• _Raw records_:
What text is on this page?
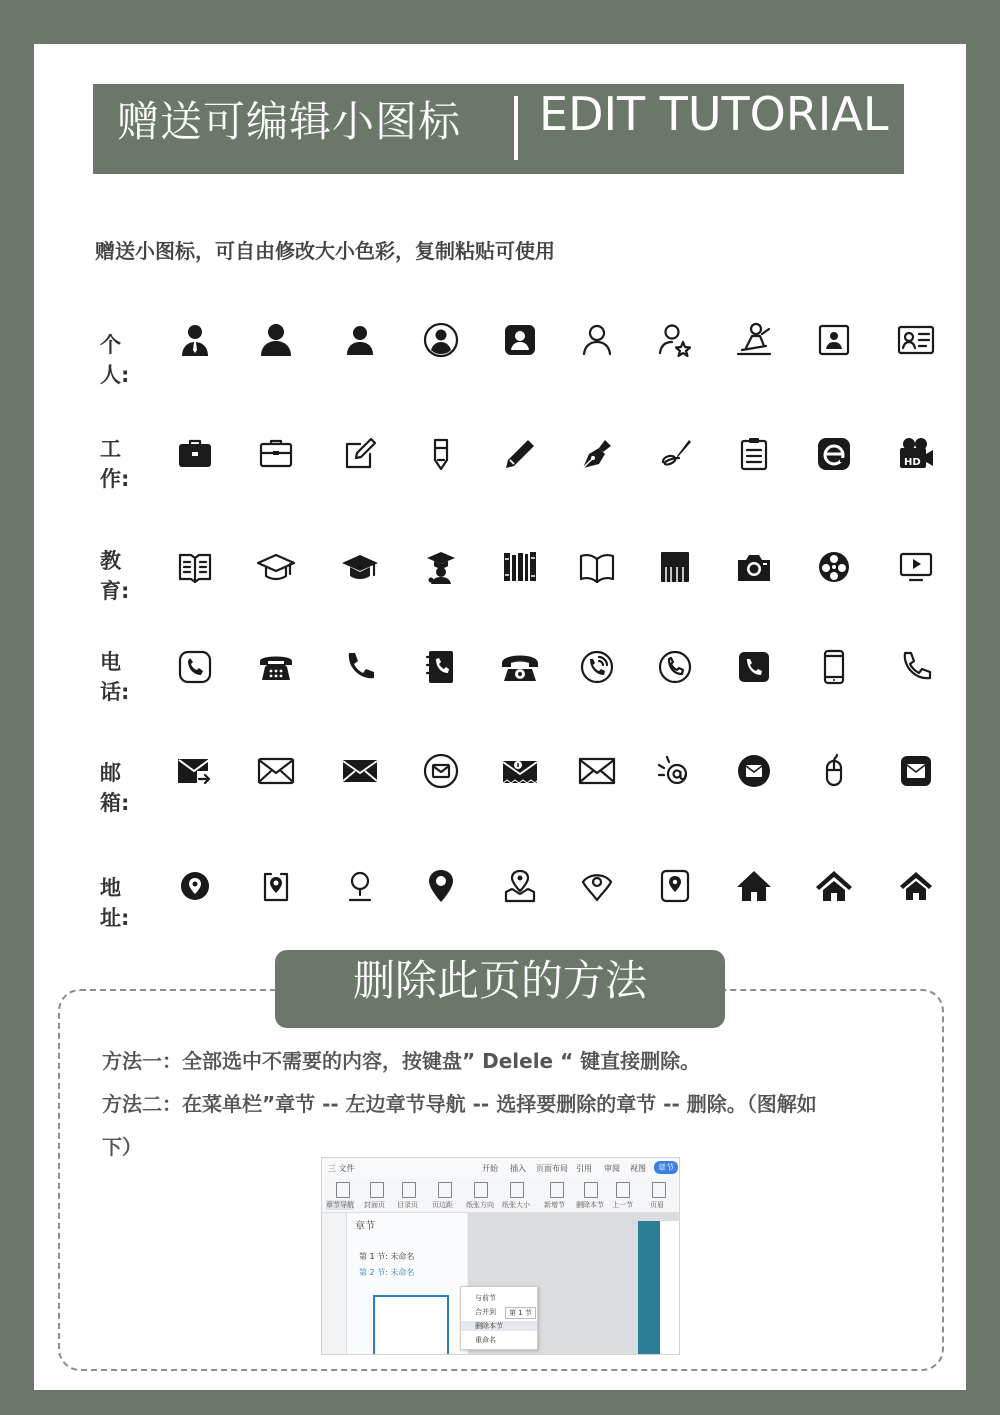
赠送可编辑小图标 EDIT TUTORIAL
赠送小图标，可自由修改大小色彩，复制粘贴可使用
删除此页的方法
方法一：全部选中不需要的内容，按键盘” Delele “ 键直接删除。
方法二：在菜单栏”章节 -- 左边章节导航 -- 选择要删除的章节 -- 删除。（图解如
下）
三 文件	开始 插入 页面布局 引用 审阅 视图	章节
章节导航 封面页 目录页 页边距 纸张方向 纸张大小 新增节 删除本节 上一节 页眉
章节
第 1 节: 未命名
第 2 节: 未命名
与前节
合并到	第 1 节
删除本节
重命名
个
人:
工
作:
HD
教
育:
电
话:
邮
箱:
地
址:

• _WORK TO COMPLETE_:
Pictures stay out; reproduce every line of the records exactly.

• _ANSWER TO THIS PROBLEM_:
What text is on this page?
赠送可编辑小图标 EDIT TUTORIAL
赠送小图标，可自由修改大小色彩，复制粘贴可使用
删除此页的方法
方法一：全部选中不需要的内容，按键盘” Delele “ 键直接删除。
方法二：在菜单栏”章节 -- 左边章节导航 -- 选择要删除的章节 -- 删除。（图解如
下）
三 文件	开始 插入 页面布局 引用 审阅 视图	章节
章节导航 封面页 目录页 页边距 纸张方向 纸张大小 新增节 删除本节 上一节 页眉
章节
第 1 节: 未命名
第 2 节: 未命名
与前节
合并到	第 1 节
删除本节
重命名
个
人:
工
作:
HD
教
育:
电
话:
邮
箱:
地
址:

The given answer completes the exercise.